### Given information
----

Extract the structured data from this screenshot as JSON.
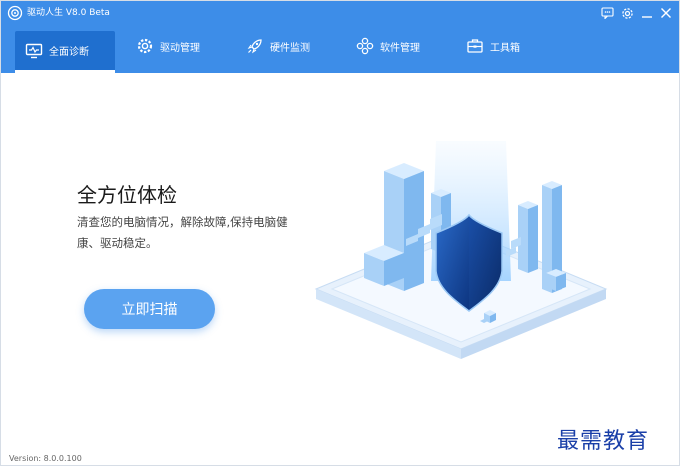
{
  "titlebar": {
    "title": "驱动人生 V8.0 Beta",
    "icons": [
      "app-logo-icon",
      "feedback-icon",
      "settings-icon",
      "minimize-icon",
      "close-icon"
    ]
  },
  "nav": {
    "tabs": [
      {
        "label": "全面诊断",
        "icon": "monitor-icon",
        "active": true
      },
      {
        "label": "驱动管理",
        "icon": "gear-icon",
        "active": false
      },
      {
        "label": "硬件监测",
        "icon": "rocket-icon",
        "active": false
      },
      {
        "label": "软件管理",
        "icon": "apps-icon",
        "active": false
      },
      {
        "label": "工具箱",
        "icon": "toolbox-icon",
        "active": false
      }
    ]
  },
  "main": {
    "headline": "全方位体检",
    "description": "清查您的电脑情况，解除故障,保持电脑健康、驱动稳定。",
    "scan_button": "立即扫描"
  },
  "footer": {
    "version": "Version:  8.0.0.100"
  },
  "watermark": "最需教育",
  "colors": {
    "brand_blue": "#3d8de8",
    "active_tab": "#1f6fcf",
    "button": "#5ba3f0",
    "shield_dark": "#123f8f"
  }
}
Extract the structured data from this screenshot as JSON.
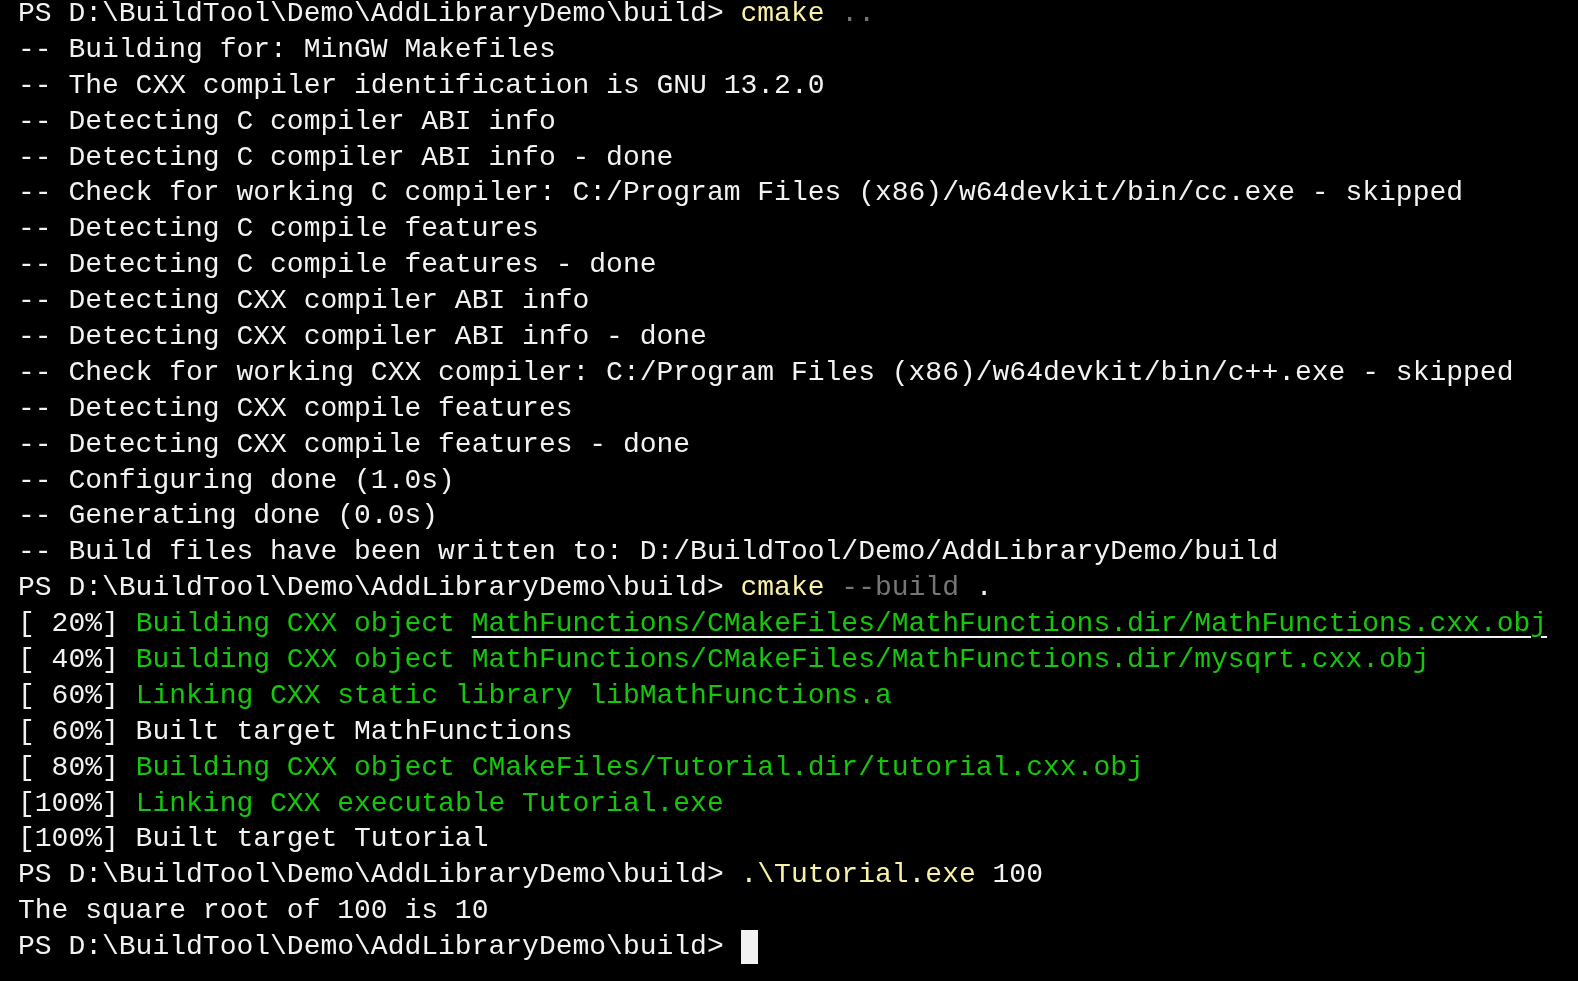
{
  "terminal": {
    "cursor_visible": true,
    "lines": [
      {
        "segments": [
          {
            "kind": "prompt",
            "text": "PS D:\\BuildTool\\Demo\\AddLibraryDemo\\build>"
          },
          {
            "kind": "command",
            "text": "cmake"
          },
          {
            "kind": "argument",
            "text": ".."
          }
        ]
      },
      {
        "segments": [
          {
            "kind": "plain",
            "text": "-- Building for: MinGW Makefiles"
          }
        ]
      },
      {
        "segments": [
          {
            "kind": "plain",
            "text": "-- The CXX compiler identification is GNU 13.2.0"
          }
        ]
      },
      {
        "segments": [
          {
            "kind": "plain",
            "text": "-- Detecting C compiler ABI info"
          }
        ]
      },
      {
        "segments": [
          {
            "kind": "plain",
            "text": "-- Detecting C compiler ABI info - done"
          }
        ]
      },
      {
        "segments": [
          {
            "kind": "plain",
            "text": "-- Check for working C compiler: C:/Program Files (x86)/w64devkit/bin/cc.exe - skipped"
          }
        ]
      },
      {
        "segments": [
          {
            "kind": "plain",
            "text": "-- Detecting C compile features"
          }
        ]
      },
      {
        "segments": [
          {
            "kind": "plain",
            "text": "-- Detecting C compile features - done"
          }
        ]
      },
      {
        "segments": [
          {
            "kind": "plain",
            "text": "-- Detecting CXX compiler ABI info"
          }
        ]
      },
      {
        "segments": [
          {
            "kind": "plain",
            "text": "-- Detecting CXX compiler ABI info - done"
          }
        ]
      },
      {
        "segments": [
          {
            "kind": "plain",
            "text": "-- Check for working CXX compiler: C:/Program Files (x86)/w64devkit/bin/c++.exe - skipped"
          }
        ]
      },
      {
        "segments": [
          {
            "kind": "plain",
            "text": "-- Detecting CXX compile features"
          }
        ]
      },
      {
        "segments": [
          {
            "kind": "plain",
            "text": "-- Detecting CXX compile features - done"
          }
        ]
      },
      {
        "segments": [
          {
            "kind": "plain",
            "text": "-- Configuring done (1.0s)"
          }
        ]
      },
      {
        "segments": [
          {
            "kind": "plain",
            "text": "-- Generating done (0.0s)"
          }
        ]
      },
      {
        "segments": [
          {
            "kind": "plain",
            "text": "-- Build files have been written to: D:/BuildTool/Demo/AddLibraryDemo/build"
          }
        ]
      },
      {
        "segments": [
          {
            "kind": "prompt",
            "text": "PS D:\\BuildTool\\Demo\\AddLibraryDemo\\build>"
          },
          {
            "kind": "command",
            "text": "cmake"
          },
          {
            "kind": "argument",
            "text": "--build"
          },
          {
            "kind": "plain",
            "text": "."
          }
        ]
      },
      {
        "segments": [
          {
            "kind": "plain",
            "text": "[ 20%]"
          },
          {
            "kind": "success",
            "text": "Building CXX object"
          },
          {
            "kind": "link",
            "text": "MathFunctions/CMakeFiles/MathFunctions.dir/MathFunctions.cxx.obj"
          }
        ]
      },
      {
        "segments": [
          {
            "kind": "plain",
            "text": "[ 40%]"
          },
          {
            "kind": "success",
            "text": "Building CXX object MathFunctions/CMakeFiles/MathFunctions.dir/mysqrt.cxx.obj"
          }
        ]
      },
      {
        "segments": [
          {
            "kind": "plain",
            "text": "[ 60%]"
          },
          {
            "kind": "success",
            "text": "Linking CXX static library libMathFunctions.a"
          }
        ]
      },
      {
        "segments": [
          {
            "kind": "plain",
            "text": "[ 60%] Built target MathFunctions"
          }
        ]
      },
      {
        "segments": [
          {
            "kind": "plain",
            "text": "[ 80%]"
          },
          {
            "kind": "success",
            "text": "Building CXX object CMakeFiles/Tutorial.dir/tutorial.cxx.obj"
          }
        ]
      },
      {
        "segments": [
          {
            "kind": "plain",
            "text": "[100%]"
          },
          {
            "kind": "success",
            "text": "Linking CXX executable Tutorial.exe"
          }
        ]
      },
      {
        "segments": [
          {
            "kind": "plain",
            "text": "[100%] Built target Tutorial"
          }
        ]
      },
      {
        "segments": [
          {
            "kind": "prompt",
            "text": "PS D:\\BuildTool\\Demo\\AddLibraryDemo\\build>"
          },
          {
            "kind": "command",
            "text": ".\\Tutorial.exe"
          },
          {
            "kind": "plain",
            "text": "100"
          }
        ]
      },
      {
        "segments": [
          {
            "kind": "plain",
            "text": "The square root of 100 is 10"
          }
        ]
      },
      {
        "segments": [
          {
            "kind": "prompt",
            "text": "PS D:\\BuildTool\\Demo\\AddLibraryDemo\\build>"
          }
        ]
      }
    ]
  }
}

----

### What is asked
Copy out the records above in full, exactly as written, but not the pictures.

### The completed task
Extract the structured data from this screenshot as JSON.
{
  "titlebar": {
    "title": "驱动人生 V8.0 Beta",
    "icons": [
      "app-logo-icon",
      "feedback-icon",
      "settings-icon",
      "minimize-icon",
      "close-icon"
    ]
  },
  "nav": {
    "tabs": [
      {
        "label": "全面诊断",
        "icon": "monitor-icon",
        "active": true
      },
      {
        "label": "驱动管理",
        "icon": "gear-icon",
        "active": false
      },
      {
        "label": "硬件监测",
        "icon": "rocket-icon",
        "active": false
      },
      {
        "label": "软件管理",
        "icon": "apps-icon",
        "active": false
      },
      {
        "label": "工具箱",
        "icon": "toolbox-icon",
        "active": false
      }
    ]
  },
  "main": {
    "headline": "全方位体检",
    "description": "清查您的电脑情况，解除故障,保持电脑健康、驱动稳定。",
    "scan_button": "立即扫描"
  },
  "footer": {
    "version": "Version:  8.0.0.100"
  },
  "watermark": "最需教育",
  "colors": {
    "brand_blue": "#3d8de8",
    "active_tab": "#1f6fcf",
    "button": "#5ba3f0",
    "shield_dark": "#123f8f"
  }
}
Extract the structured data from this screenshot as JSON.
{
  "terminal": {
    "cursor_visible": true,
    "lines": [
      {
        "segments": [
          {
            "kind": "prompt",
            "text": "PS D:\\BuildTool\\Demo\\AddLibraryDemo\\build>"
          },
          {
            "kind": "command",
            "text": "cmake"
          },
          {
            "kind": "argument",
            "text": ".."
          }
        ]
      },
      {
        "segments": [
          {
            "kind": "plain",
            "text": "-- Building for: MinGW Makefiles"
          }
        ]
      },
      {
        "segments": [
          {
            "kind": "plain",
            "text": "-- The CXX compiler identification is GNU 13.2.0"
          }
        ]
      },
      {
        "segments": [
          {
            "kind": "plain",
            "text": "-- Detecting C compiler ABI info"
          }
        ]
      },
      {
        "segments": [
          {
            "kind": "plain",
            "text": "-- Detecting C compiler ABI info - done"
          }
        ]
      },
      {
        "segments": [
          {
            "kind": "plain",
            "text": "-- Check for working C compiler: C:/Program Files (x86)/w64devkit/bin/cc.exe - skipped"
          }
        ]
      },
      {
        "segments": [
          {
            "kind": "plain",
            "text": "-- Detecting C compile features"
          }
        ]
      },
      {
        "segments": [
          {
            "kind": "plain",
            "text": "-- Detecting C compile features - done"
          }
        ]
      },
      {
        "segments": [
          {
            "kind": "plain",
            "text": "-- Detecting CXX compiler ABI info"
          }
        ]
      },
      {
        "segments": [
          {
            "kind": "plain",
            "text": "-- Detecting CXX compiler ABI info - done"
          }
        ]
      },
      {
        "segments": [
          {
            "kind": "plain",
            "text": "-- Check for working CXX compiler: C:/Program Files (x86)/w64devkit/bin/c++.exe - skipped"
          }
        ]
      },
      {
        "segments": [
          {
            "kind": "plain",
            "text": "-- Detecting CXX compile features"
          }
        ]
      },
      {
        "segments": [
          {
            "kind": "plain",
            "text": "-- Detecting CXX compile features - done"
          }
        ]
      },
      {
        "segments": [
          {
            "kind": "plain",
            "text": "-- Configuring done (1.0s)"
          }
        ]
      },
      {
        "segments": [
          {
            "kind": "plain",
            "text": "-- Generating done (0.0s)"
          }
        ]
      },
      {
        "segments": [
          {
            "kind": "plain",
            "text": "-- Build files have been written to: D:/BuildTool/Demo/AddLibraryDemo/build"
          }
        ]
      },
      {
        "segments": [
          {
            "kind": "prompt",
            "text": "PS D:\\BuildTool\\Demo\\AddLibraryDemo\\build>"
          },
          {
            "kind": "command",
            "text": "cmake"
          },
          {
            "kind": "argument",
            "text": "--build"
          },
          {
            "kind": "plain",
            "text": "."
          }
        ]
      },
      {
        "segments": [
          {
            "kind": "plain",
            "text": "[ 20%]"
          },
          {
            "kind": "success",
            "text": "Building CXX object"
          },
          {
            "kind": "link",
            "text": "MathFunctions/CMakeFiles/MathFunctions.dir/MathFunctions.cxx.obj"
          }
        ]
      },
      {
        "segments": [
          {
            "kind": "plain",
            "text": "[ 40%]"
          },
          {
            "kind": "success",
            "text": "Building CXX object MathFunctions/CMakeFiles/MathFunctions.dir/mysqrt.cxx.obj"
          }
        ]
      },
      {
        "segments": [
          {
            "kind": "plain",
            "text": "[ 60%]"
          },
          {
            "kind": "success",
            "text": "Linking CXX static library libMathFunctions.a"
          }
        ]
      },
      {
        "segments": [
          {
            "kind": "plain",
            "text": "[ 60%] Built target MathFunctions"
          }
        ]
      },
      {
        "segments": [
          {
            "kind": "plain",
            "text": "[ 80%]"
          },
          {
            "kind": "success",
            "text": "Building CXX object CMakeFiles/Tutorial.dir/tutorial.cxx.obj"
          }
        ]
      },
      {
        "segments": [
          {
            "kind": "plain",
            "text": "[100%]"
          },
          {
            "kind": "success",
            "text": "Linking CXX executable Tutorial.exe"
          }
        ]
      },
      {
        "segments": [
          {
            "kind": "plain",
            "text": "[100%] Built target Tutorial"
          }
        ]
      },
      {
        "segments": [
          {
            "kind": "prompt",
            "text": "PS D:\\BuildTool\\Demo\\AddLibraryDemo\\build>"
          },
          {
            "kind": "command",
            "text": ".\\Tutorial.exe"
          },
          {
            "kind": "plain",
            "text": "100"
          }
        ]
      },
      {
        "segments": [
          {
            "kind": "plain",
            "text": "The square root of 100 is 10"
          }
        ]
      },
      {
        "segments": [
          {
            "kind": "prompt",
            "text": "PS D:\\BuildTool\\Demo\\AddLibraryDemo\\build>"
          }
        ]
      }
    ]
  }
}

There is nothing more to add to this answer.